GIVEN INSTRUCTION:
Word for word, copy all the data and drop the pictures.

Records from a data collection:
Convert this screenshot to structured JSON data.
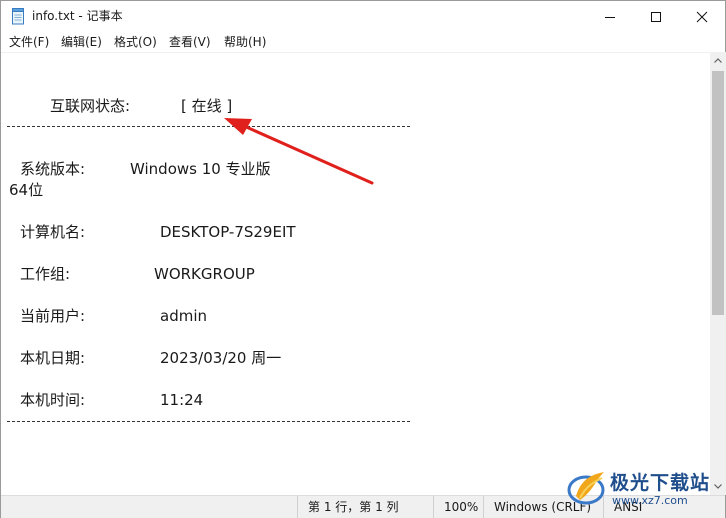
{
  "window": {
    "title": "info.txt - 记事本",
    "icon": "notepad-icon"
  },
  "menu": [
    "文件(F)",
    "编辑(E)",
    "格式(O)",
    "查看(V)",
    "帮助(H)"
  ],
  "content": {
    "internet_label": "互联网状态:",
    "internet_value": "[ 在线 ]",
    "os_label": "系统版本:",
    "os_value": "Windows 10 专业版",
    "os_wrap": "64位",
    "computer_label": "计算机名:",
    "computer_value": "DESKTOP-7S29EIT",
    "workgroup_label": "工作组:",
    "workgroup_value": "WORKGROUP",
    "user_label": "当前用户:",
    "user_value": "admin",
    "date_label": "本机日期:",
    "date_value": "2023/03/20 周一",
    "time_label": "本机时间:",
    "time_value": "11:24"
  },
  "status": {
    "position": "第 1 行，第 1 列",
    "zoom": "100%",
    "line_ending": "Windows (CRLF)",
    "encoding": "ANSI"
  },
  "annotation": {
    "arrow_color": "#e0201c"
  },
  "watermark": {
    "title": "极光下载站",
    "url": "www.xz7.com"
  }
}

FULL SOLUTION:
Convert this screenshot to structured JSON data.
{
  "window": {
    "title": "info.txt - 记事本",
    "icon": "notepad-icon"
  },
  "menu": [
    "文件(F)",
    "编辑(E)",
    "格式(O)",
    "查看(V)",
    "帮助(H)"
  ],
  "content": {
    "internet_label": "互联网状态:",
    "internet_value": "[ 在线 ]",
    "os_label": "系统版本:",
    "os_value": "Windows 10 专业版",
    "os_wrap": "64位",
    "computer_label": "计算机名:",
    "computer_value": "DESKTOP-7S29EIT",
    "workgroup_label": "工作组:",
    "workgroup_value": "WORKGROUP",
    "user_label": "当前用户:",
    "user_value": "admin",
    "date_label": "本机日期:",
    "date_value": "2023/03/20 周一",
    "time_label": "本机时间:",
    "time_value": "11:24"
  },
  "status": {
    "position": "第 1 行，第 1 列",
    "zoom": "100%",
    "line_ending": "Windows (CRLF)",
    "encoding": "ANSI"
  },
  "annotation": {
    "arrow_color": "#e0201c"
  },
  "watermark": {
    "title": "极光下载站",
    "url": "www.xz7.com"
  }
}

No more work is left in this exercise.